:: The records ::

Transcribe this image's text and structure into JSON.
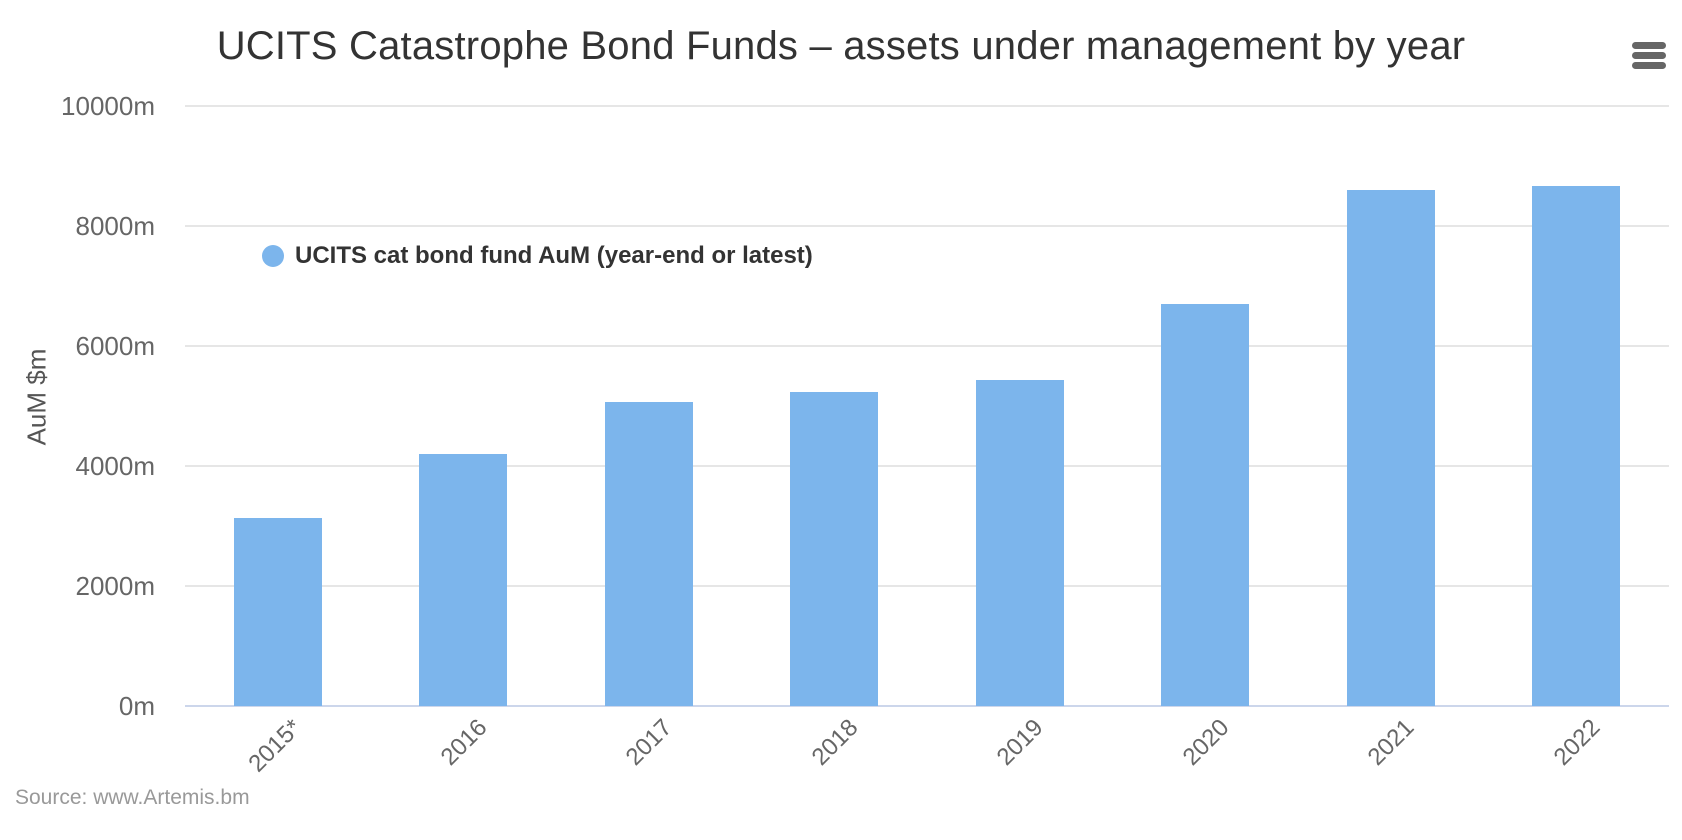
{
  "chart_data": {
    "type": "bar",
    "title": "UCITS Catastrophe Bond Funds – assets under management by year",
    "categories": [
      "2015*",
      "2016",
      "2017",
      "2018",
      "2019",
      "2020",
      "2021",
      "2022"
    ],
    "values": [
      3130,
      4200,
      5070,
      5230,
      5430,
      6700,
      8600,
      8670
    ],
    "series_name": "UCITS cat bond fund AuM (year-end or latest)",
    "xlabel": "",
    "ylabel": "AuM $m",
    "ylim": [
      0,
      10000
    ],
    "ytick_interval": 2000,
    "ytick_labels": [
      "0m",
      "2000m",
      "4000m",
      "6000m",
      "8000m",
      "10000m"
    ],
    "grid": "horizontal",
    "legend_position": "inside-top-left",
    "x_label_rotation": -45
  },
  "legend": {
    "label": "UCITS cat bond fund AuM (year-end or latest)"
  },
  "menu": {
    "icon": "hamburger-icon"
  },
  "source": "Source: www.Artemis.bm",
  "colors": {
    "bar": "#7cb5ec",
    "grid": "#e6e6e6",
    "axis_line": "#ccd6eb",
    "title_text": "#333333",
    "tick_text": "#666666",
    "legend_text": "#333333",
    "source_text": "#999999",
    "menu_icon": "#666666",
    "background": "#ffffff"
  }
}
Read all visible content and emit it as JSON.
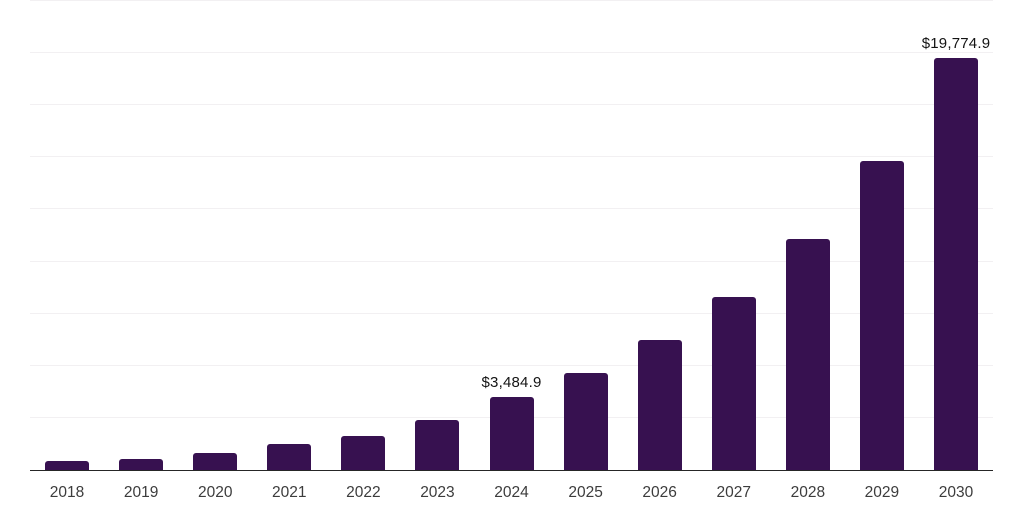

:::

Read the lines above. Gather those in which the string "year" is found.

    "title": "UCITS Catastrophe Bond Funds – assets under management by year",
    "series_name": "UCITS cat bond fund AuM (year-end or latest)",
    "label": "UCITS cat bond fund AuM (year-end or latest)"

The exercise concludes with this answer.